→ **Directions**:
Below are records. Copy every line with "color" in it.
═════ Records supplied
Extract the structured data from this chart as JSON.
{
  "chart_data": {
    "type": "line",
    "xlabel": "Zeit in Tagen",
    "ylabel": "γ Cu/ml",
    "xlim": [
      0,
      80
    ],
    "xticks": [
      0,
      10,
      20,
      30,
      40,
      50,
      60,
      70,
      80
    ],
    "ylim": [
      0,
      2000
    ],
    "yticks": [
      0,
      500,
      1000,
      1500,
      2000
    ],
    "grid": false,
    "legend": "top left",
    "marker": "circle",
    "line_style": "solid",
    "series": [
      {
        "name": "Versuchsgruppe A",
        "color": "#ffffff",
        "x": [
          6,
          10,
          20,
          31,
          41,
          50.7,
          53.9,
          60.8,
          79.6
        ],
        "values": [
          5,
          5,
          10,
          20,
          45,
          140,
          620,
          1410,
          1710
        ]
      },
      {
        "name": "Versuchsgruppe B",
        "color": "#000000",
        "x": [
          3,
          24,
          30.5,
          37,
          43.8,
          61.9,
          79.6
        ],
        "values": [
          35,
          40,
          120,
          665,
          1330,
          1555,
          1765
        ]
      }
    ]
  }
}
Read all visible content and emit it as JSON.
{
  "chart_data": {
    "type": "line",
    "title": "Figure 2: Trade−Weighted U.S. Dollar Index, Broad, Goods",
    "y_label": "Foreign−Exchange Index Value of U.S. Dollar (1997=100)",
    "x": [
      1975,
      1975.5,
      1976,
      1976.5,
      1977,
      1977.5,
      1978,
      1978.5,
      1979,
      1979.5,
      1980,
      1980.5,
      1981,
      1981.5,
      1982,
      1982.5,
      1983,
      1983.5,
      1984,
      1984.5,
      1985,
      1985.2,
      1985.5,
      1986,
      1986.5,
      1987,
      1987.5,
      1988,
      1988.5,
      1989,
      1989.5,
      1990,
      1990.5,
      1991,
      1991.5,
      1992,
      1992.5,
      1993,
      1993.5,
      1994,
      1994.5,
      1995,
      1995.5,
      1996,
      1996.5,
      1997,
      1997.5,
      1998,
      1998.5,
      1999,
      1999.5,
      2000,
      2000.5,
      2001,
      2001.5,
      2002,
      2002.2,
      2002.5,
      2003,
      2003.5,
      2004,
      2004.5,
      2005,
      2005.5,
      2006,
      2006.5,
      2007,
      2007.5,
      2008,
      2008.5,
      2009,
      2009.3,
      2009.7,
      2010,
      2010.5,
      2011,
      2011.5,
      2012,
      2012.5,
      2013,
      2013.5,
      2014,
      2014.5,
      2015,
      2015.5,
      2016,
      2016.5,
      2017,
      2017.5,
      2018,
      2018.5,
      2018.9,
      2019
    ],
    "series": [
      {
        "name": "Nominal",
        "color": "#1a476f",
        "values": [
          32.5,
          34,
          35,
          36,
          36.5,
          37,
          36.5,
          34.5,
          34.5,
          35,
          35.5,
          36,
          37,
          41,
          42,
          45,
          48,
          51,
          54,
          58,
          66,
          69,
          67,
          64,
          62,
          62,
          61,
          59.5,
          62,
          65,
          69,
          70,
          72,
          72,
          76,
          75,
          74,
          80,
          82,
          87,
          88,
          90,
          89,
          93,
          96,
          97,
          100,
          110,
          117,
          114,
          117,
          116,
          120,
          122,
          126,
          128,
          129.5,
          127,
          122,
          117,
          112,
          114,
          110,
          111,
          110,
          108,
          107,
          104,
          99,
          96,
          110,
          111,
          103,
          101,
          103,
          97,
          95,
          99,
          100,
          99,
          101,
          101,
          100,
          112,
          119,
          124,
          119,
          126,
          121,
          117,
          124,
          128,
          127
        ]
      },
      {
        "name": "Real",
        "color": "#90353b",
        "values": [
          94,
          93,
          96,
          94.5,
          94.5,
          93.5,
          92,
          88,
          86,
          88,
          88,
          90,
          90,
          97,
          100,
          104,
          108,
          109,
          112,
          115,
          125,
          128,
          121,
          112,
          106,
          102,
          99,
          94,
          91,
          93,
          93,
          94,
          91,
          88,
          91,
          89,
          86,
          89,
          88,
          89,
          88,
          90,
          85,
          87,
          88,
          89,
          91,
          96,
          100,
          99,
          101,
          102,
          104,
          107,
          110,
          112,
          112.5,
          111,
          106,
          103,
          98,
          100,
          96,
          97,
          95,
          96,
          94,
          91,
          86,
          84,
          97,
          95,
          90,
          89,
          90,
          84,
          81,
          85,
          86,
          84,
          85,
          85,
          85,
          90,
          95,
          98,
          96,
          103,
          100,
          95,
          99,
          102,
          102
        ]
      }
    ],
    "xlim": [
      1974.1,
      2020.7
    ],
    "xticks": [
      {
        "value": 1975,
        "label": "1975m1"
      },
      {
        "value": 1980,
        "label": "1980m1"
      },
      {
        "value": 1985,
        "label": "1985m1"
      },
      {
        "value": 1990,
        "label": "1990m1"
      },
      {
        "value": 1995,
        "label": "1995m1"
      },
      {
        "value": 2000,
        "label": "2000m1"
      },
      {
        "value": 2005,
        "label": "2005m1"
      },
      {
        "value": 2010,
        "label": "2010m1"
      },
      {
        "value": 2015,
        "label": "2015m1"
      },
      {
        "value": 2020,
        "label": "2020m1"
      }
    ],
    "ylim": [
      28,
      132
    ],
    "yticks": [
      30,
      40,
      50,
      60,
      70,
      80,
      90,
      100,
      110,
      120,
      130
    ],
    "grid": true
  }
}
══════════
→ **Full response**:
        "color": "#ffffff",
        "color": "#000000",
        "color": "#1a476f",
        "color": "#90353b",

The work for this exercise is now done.